[What you are asked to do]
Write out every entry exactly as given, but omit the pictures.

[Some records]
▽

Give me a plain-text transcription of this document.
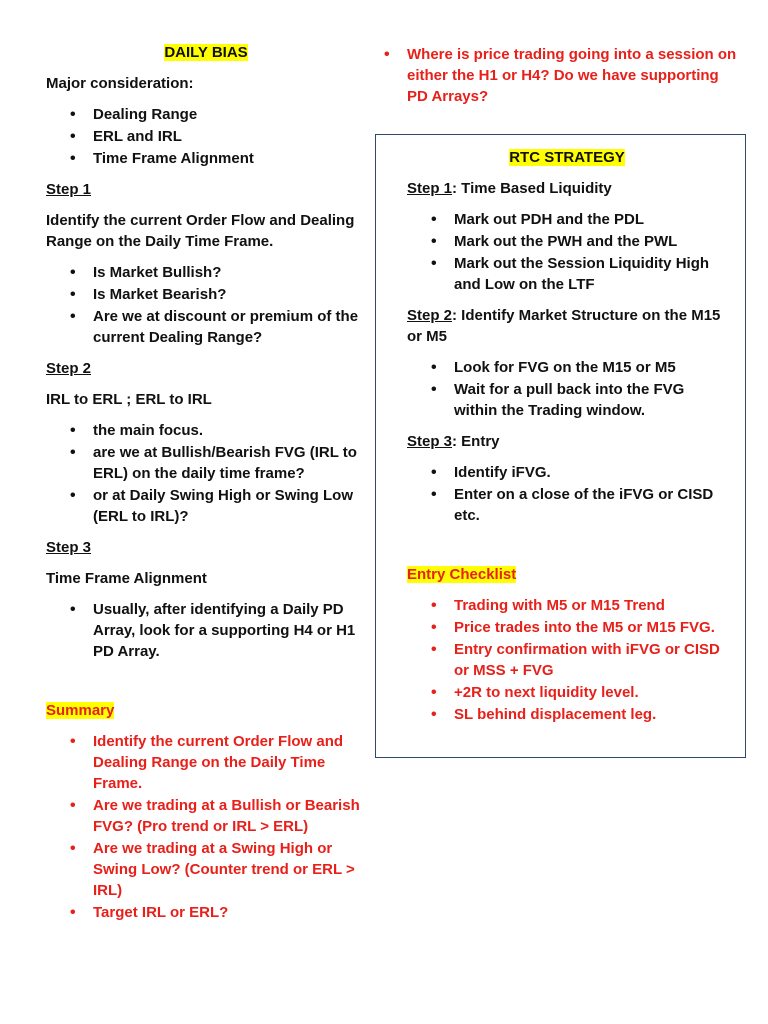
DAILY BIAS

Major consideration:

• Dealing Range
• ERL and IRL
• Time Frame Alignment

Step 1

Identify the current Order Flow and Dealing Range on the Daily Time Frame.

• Is Market Bullish?
• Is Market Bearish?
• Are we at discount or premium of the current Dealing Range?

Step 2

IRL to ERL ; ERL to IRL

• the main focus.
• are we at Bullish/Bearish FVG (IRL to ERL) on the daily time frame?
• or at Daily Swing High or Swing Low (ERL to IRL)?

Step 3

Time Frame Alignment

• Usually, after identifying a Daily PD Array, look for a supporting H4 or H1 PD Array.

Summary

• Identify the current Order Flow and Dealing Range on the Daily Time Frame.
• Are we trading at a Bullish or Bearish FVG? (Pro trend or IRL > ERL)
• Are we trading at a Swing High or Swing Low? (Counter trend or ERL > IRL)
• Target IRL or ERL?
• Where is price trading going into a session on either the H1 or H4? Do we have supporting PD Arrays?

RTC STRATEGY

Step 1: Time Based Liquidity

• Mark out PDH and the PDL
• Mark out the PWH and the PWL
• Mark out the Session Liquidity High and Low on the LTF

Step 2: Identify Market Structure on the M15 or M5

• Look for FVG on the M15 or M5
• Wait for a pull back into the FVG within the Trading window.

Step 3: Entry

• Identify iFVG.
• Enter on a close of the iFVG or CISD etc.

Entry Checklist

• Trading with M5 or M15 Trend
• Price trades into the M5 or M15 FVG.
• Entry confirmation with iFVG or CISD or MSS + FVG
• +2R to next liquidity level.
• SL behind displacement leg.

△

[Output below]
Give me a plain-text transcription of this document.
DAILY BIAS

Major consideration:

• Dealing Range
• ERL and IRL
• Time Frame Alignment

Step 1

Identify the current Order Flow and Dealing Range on the Daily Time Frame.

• Is Market Bullish?
• Is Market Bearish?
• Are we at discount or premium of the current Dealing Range?

Step 2

IRL to ERL ; ERL to IRL

• the main focus.
• are we at Bullish/Bearish FVG (IRL to ERL) on the daily time frame?
• or at Daily Swing High or Swing Low (ERL to IRL)?

Step 3

Time Frame Alignment

• Usually, after identifying a Daily PD Array, look for a supporting H4 or H1 PD Array.

Summary

• Identify the current Order Flow and Dealing Range on the Daily Time Frame.
• Are we trading at a Bullish or Bearish FVG? (Pro trend or IRL > ERL)
• Are we trading at a Swing High or Swing Low? (Counter trend or ERL > IRL)
• Target IRL or ERL?
• Where is price trading going into a session on either the H1 or H4? Do we have supporting PD Arrays?

RTC STRATEGY

Step 1: Time Based Liquidity

• Mark out PDH and the PDL
• Mark out the PWH and the PWL
• Mark out the Session Liquidity High and Low on the LTF

Step 2: Identify Market Structure on the M15 or M5

• Look for FVG on the M15 or M5
• Wait for a pull back into the FVG within the Trading window.

Step 3: Entry

• Identify iFVG.
• Enter on a close of the iFVG or CISD etc.

Entry Checklist

• Trading with M5 or M15 Trend
• Price trades into the M5 or M15 FVG.
• Entry confirmation with iFVG or CISD or MSS + FVG
• +2R to next liquidity level.
• SL behind displacement leg.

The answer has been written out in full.